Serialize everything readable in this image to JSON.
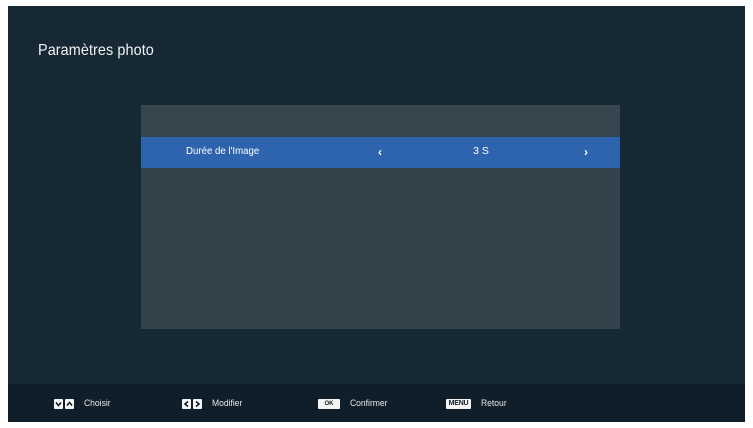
{
  "page": {
    "title": "Paramètres photo"
  },
  "settings": {
    "items": [
      {
        "label": "Durée de l'Image",
        "value": "3 S",
        "prev_icon": "‹",
        "next_icon": "›"
      }
    ]
  },
  "footer": {
    "hints": [
      {
        "keys": [
          "chevron-down-icon",
          "chevron-up-icon"
        ],
        "label": "Choisir"
      },
      {
        "keys": [
          "chevron-left-icon",
          "chevron-right-icon"
        ],
        "label": "Modifier"
      },
      {
        "key_text": "OK",
        "label": "Confirmer"
      },
      {
        "key_text": "MENU",
        "label": "Retour"
      }
    ]
  },
  "colors": {
    "background": "#162833",
    "panel": "#33434c",
    "selected_row": "#2d64ad",
    "footer": "#0f1e28"
  }
}
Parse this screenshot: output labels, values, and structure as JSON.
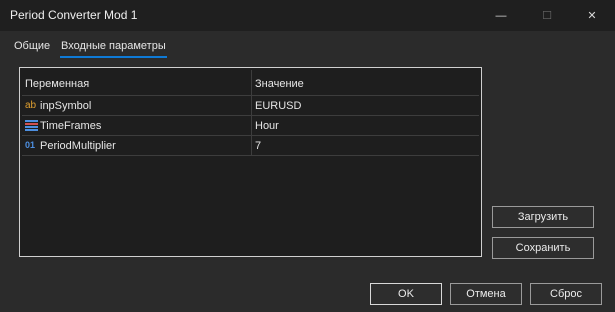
{
  "window": {
    "title": "Period Converter Mod 1",
    "controls": {
      "minimize": "—",
      "maximize": "☐",
      "close": "✕"
    }
  },
  "tabs": [
    {
      "label": "Общие",
      "active": false
    },
    {
      "label": "Входные параметры",
      "active": true
    }
  ],
  "table": {
    "headers": {
      "name": "Переменная",
      "value": "Значение"
    },
    "rows": [
      {
        "icon": "ab",
        "icon_name": "string-type-icon",
        "name": "inpSymbol",
        "value": "EURUSD"
      },
      {
        "icon": "",
        "icon_name": "enum-type-icon",
        "name": "TimeFrames",
        "value": "Hour"
      },
      {
        "icon": "01",
        "icon_name": "integer-type-icon",
        "name": "PeriodMultiplier",
        "value": "7"
      }
    ]
  },
  "buttons": {
    "load": "Загрузить",
    "save": "Сохранить",
    "ok": "OK",
    "cancel": "Отмена",
    "reset": "Сброс"
  },
  "colors": {
    "accent": "#0e7ad6",
    "background": "#2b2b2b",
    "titlebar": "#1f1f1f",
    "panel": "#1e1e1e"
  }
}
********************
**Written exercise**: Each record must be quoted in full and exactly. Do not include the pictures.

**Result of the exercise**:
Serialize everything readable in this image to JSON.
{
  "page": {
    "title": "Paramètres photo"
  },
  "settings": {
    "items": [
      {
        "label": "Durée de l'Image",
        "value": "3 S",
        "prev_icon": "‹",
        "next_icon": "›"
      }
    ]
  },
  "footer": {
    "hints": [
      {
        "keys": [
          "chevron-down-icon",
          "chevron-up-icon"
        ],
        "label": "Choisir"
      },
      {
        "keys": [
          "chevron-left-icon",
          "chevron-right-icon"
        ],
        "label": "Modifier"
      },
      {
        "key_text": "OK",
        "label": "Confirmer"
      },
      {
        "key_text": "MENU",
        "label": "Retour"
      }
    ]
  },
  "colors": {
    "background": "#162833",
    "panel": "#33434c",
    "selected_row": "#2d64ad",
    "footer": "#0f1e28"
  }
}
Parse this screenshot: output labels, values, and structure as JSON.
{
  "window": {
    "title": "Period Converter Mod 1",
    "controls": {
      "minimize": "—",
      "maximize": "☐",
      "close": "✕"
    }
  },
  "tabs": [
    {
      "label": "Общие",
      "active": false
    },
    {
      "label": "Входные параметры",
      "active": true
    }
  ],
  "table": {
    "headers": {
      "name": "Переменная",
      "value": "Значение"
    },
    "rows": [
      {
        "icon": "ab",
        "icon_name": "string-type-icon",
        "name": "inpSymbol",
        "value": "EURUSD"
      },
      {
        "icon": "",
        "icon_name": "enum-type-icon",
        "name": "TimeFrames",
        "value": "Hour"
      },
      {
        "icon": "01",
        "icon_name": "integer-type-icon",
        "name": "PeriodMultiplier",
        "value": "7"
      }
    ]
  },
  "buttons": {
    "load": "Загрузить",
    "save": "Сохранить",
    "ok": "OK",
    "cancel": "Отмена",
    "reset": "Сброс"
  },
  "colors": {
    "accent": "#0e7ad6",
    "background": "#2b2b2b",
    "titlebar": "#1f1f1f",
    "panel": "#1e1e1e"
  }
}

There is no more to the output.